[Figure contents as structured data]
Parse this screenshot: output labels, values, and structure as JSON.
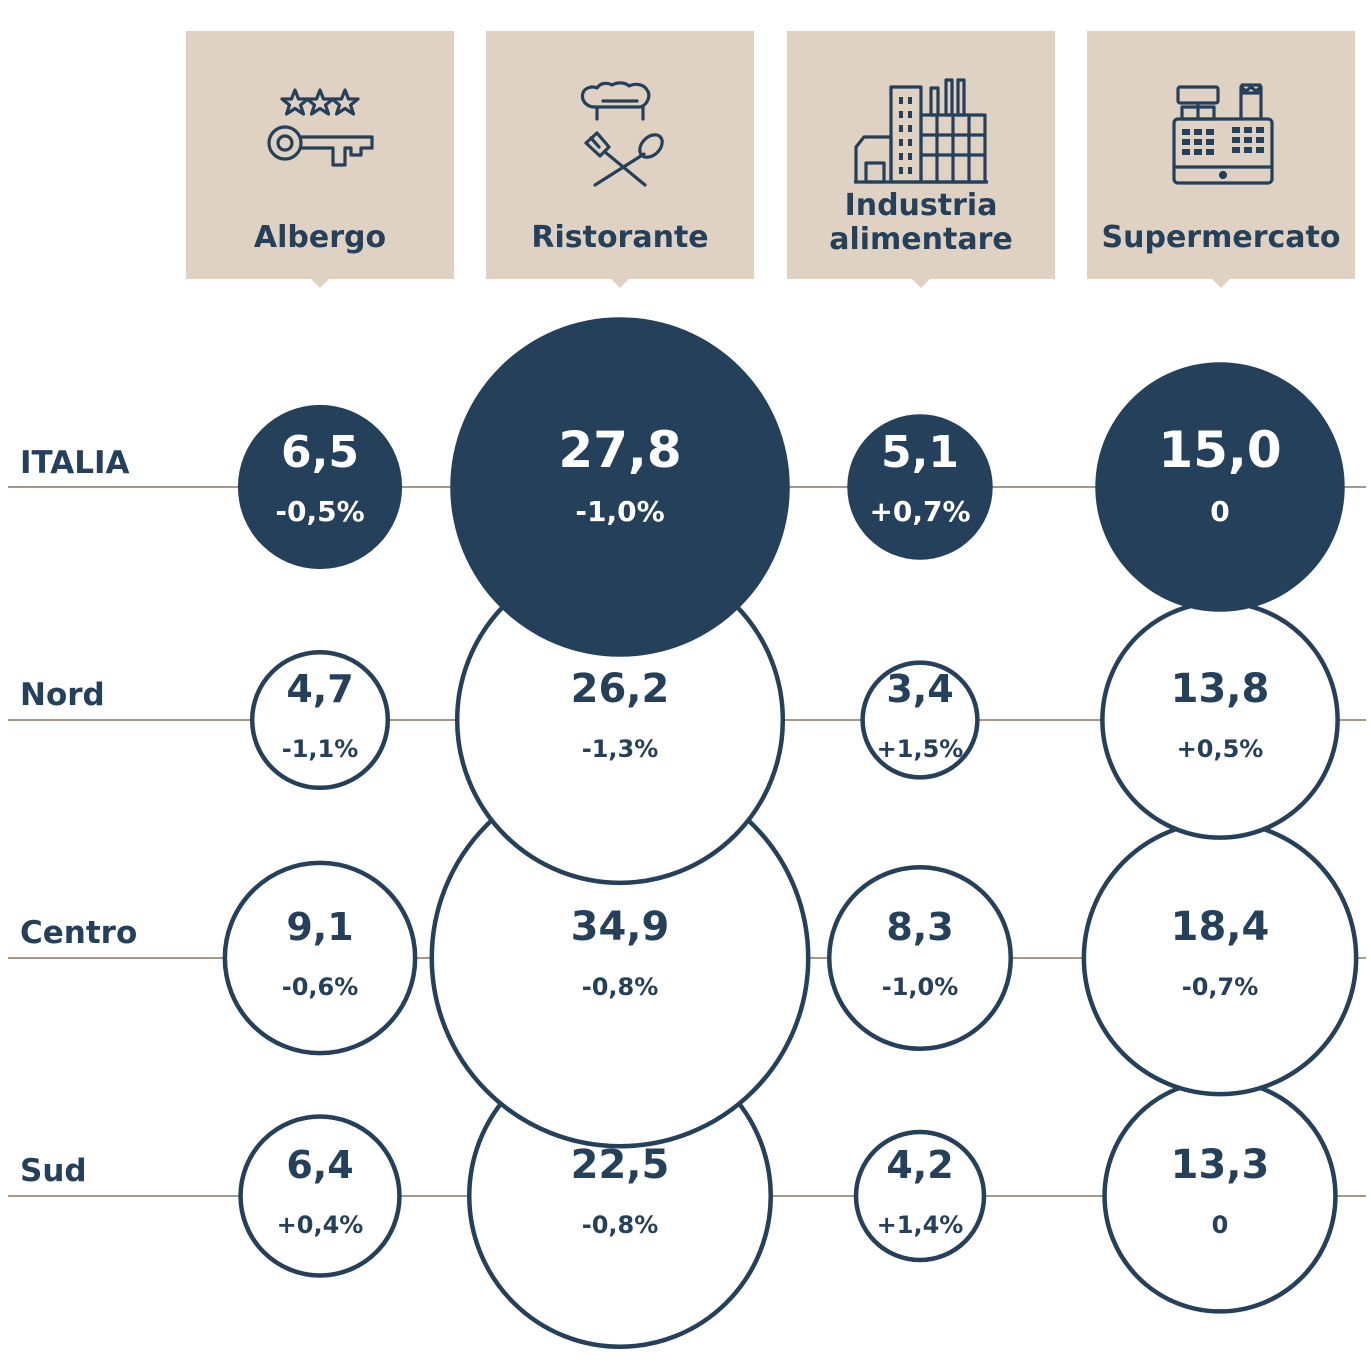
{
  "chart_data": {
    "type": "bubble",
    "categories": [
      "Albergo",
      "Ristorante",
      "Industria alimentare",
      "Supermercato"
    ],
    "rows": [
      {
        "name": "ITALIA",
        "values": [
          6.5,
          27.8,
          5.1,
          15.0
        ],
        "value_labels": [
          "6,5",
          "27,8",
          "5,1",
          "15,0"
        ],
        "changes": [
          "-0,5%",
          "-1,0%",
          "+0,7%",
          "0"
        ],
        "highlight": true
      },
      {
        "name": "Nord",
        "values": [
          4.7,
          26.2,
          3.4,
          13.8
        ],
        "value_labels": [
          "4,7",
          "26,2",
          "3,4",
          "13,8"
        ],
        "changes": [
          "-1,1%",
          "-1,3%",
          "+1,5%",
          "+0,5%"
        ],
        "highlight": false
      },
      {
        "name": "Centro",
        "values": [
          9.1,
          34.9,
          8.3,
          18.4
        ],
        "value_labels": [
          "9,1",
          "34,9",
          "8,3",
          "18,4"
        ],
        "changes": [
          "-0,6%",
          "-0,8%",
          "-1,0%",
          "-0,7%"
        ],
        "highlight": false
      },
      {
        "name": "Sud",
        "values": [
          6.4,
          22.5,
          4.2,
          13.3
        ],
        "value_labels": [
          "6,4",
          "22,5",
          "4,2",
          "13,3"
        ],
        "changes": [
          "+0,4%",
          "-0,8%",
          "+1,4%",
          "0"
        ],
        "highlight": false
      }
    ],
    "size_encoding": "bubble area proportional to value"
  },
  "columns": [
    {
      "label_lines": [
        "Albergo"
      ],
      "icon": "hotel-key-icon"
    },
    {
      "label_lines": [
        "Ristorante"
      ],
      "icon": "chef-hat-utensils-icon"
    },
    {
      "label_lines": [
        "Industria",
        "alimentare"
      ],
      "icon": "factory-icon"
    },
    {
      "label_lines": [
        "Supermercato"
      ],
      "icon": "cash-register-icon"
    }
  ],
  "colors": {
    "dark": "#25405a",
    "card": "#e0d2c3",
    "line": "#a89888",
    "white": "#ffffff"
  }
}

-- TASK STATEMENT --
Your task is to set down the records shown above exactly, minus any pictures.

-- RIGHT ANSWER --
Parse this screenshot: output labels, values, and structure as JSON.
{
  "chart_data": {
    "type": "bubble",
    "categories": [
      "Albergo",
      "Ristorante",
      "Industria alimentare",
      "Supermercato"
    ],
    "rows": [
      {
        "name": "ITALIA",
        "values": [
          6.5,
          27.8,
          5.1,
          15.0
        ],
        "value_labels": [
          "6,5",
          "27,8",
          "5,1",
          "15,0"
        ],
        "changes": [
          "-0,5%",
          "-1,0%",
          "+0,7%",
          "0"
        ],
        "highlight": true
      },
      {
        "name": "Nord",
        "values": [
          4.7,
          26.2,
          3.4,
          13.8
        ],
        "value_labels": [
          "4,7",
          "26,2",
          "3,4",
          "13,8"
        ],
        "changes": [
          "-1,1%",
          "-1,3%",
          "+1,5%",
          "+0,5%"
        ],
        "highlight": false
      },
      {
        "name": "Centro",
        "values": [
          9.1,
          34.9,
          8.3,
          18.4
        ],
        "value_labels": [
          "9,1",
          "34,9",
          "8,3",
          "18,4"
        ],
        "changes": [
          "-0,6%",
          "-0,8%",
          "-1,0%",
          "-0,7%"
        ],
        "highlight": false
      },
      {
        "name": "Sud",
        "values": [
          6.4,
          22.5,
          4.2,
          13.3
        ],
        "value_labels": [
          "6,4",
          "22,5",
          "4,2",
          "13,3"
        ],
        "changes": [
          "+0,4%",
          "-0,8%",
          "+1,4%",
          "0"
        ],
        "highlight": false
      }
    ],
    "size_encoding": "bubble area proportional to value"
  },
  "columns": [
    {
      "label_lines": [
        "Albergo"
      ],
      "icon": "hotel-key-icon"
    },
    {
      "label_lines": [
        "Ristorante"
      ],
      "icon": "chef-hat-utensils-icon"
    },
    {
      "label_lines": [
        "Industria",
        "alimentare"
      ],
      "icon": "factory-icon"
    },
    {
      "label_lines": [
        "Supermercato"
      ],
      "icon": "cash-register-icon"
    }
  ],
  "colors": {
    "dark": "#25405a",
    "card": "#e0d2c3",
    "line": "#a89888",
    "white": "#ffffff"
  }
}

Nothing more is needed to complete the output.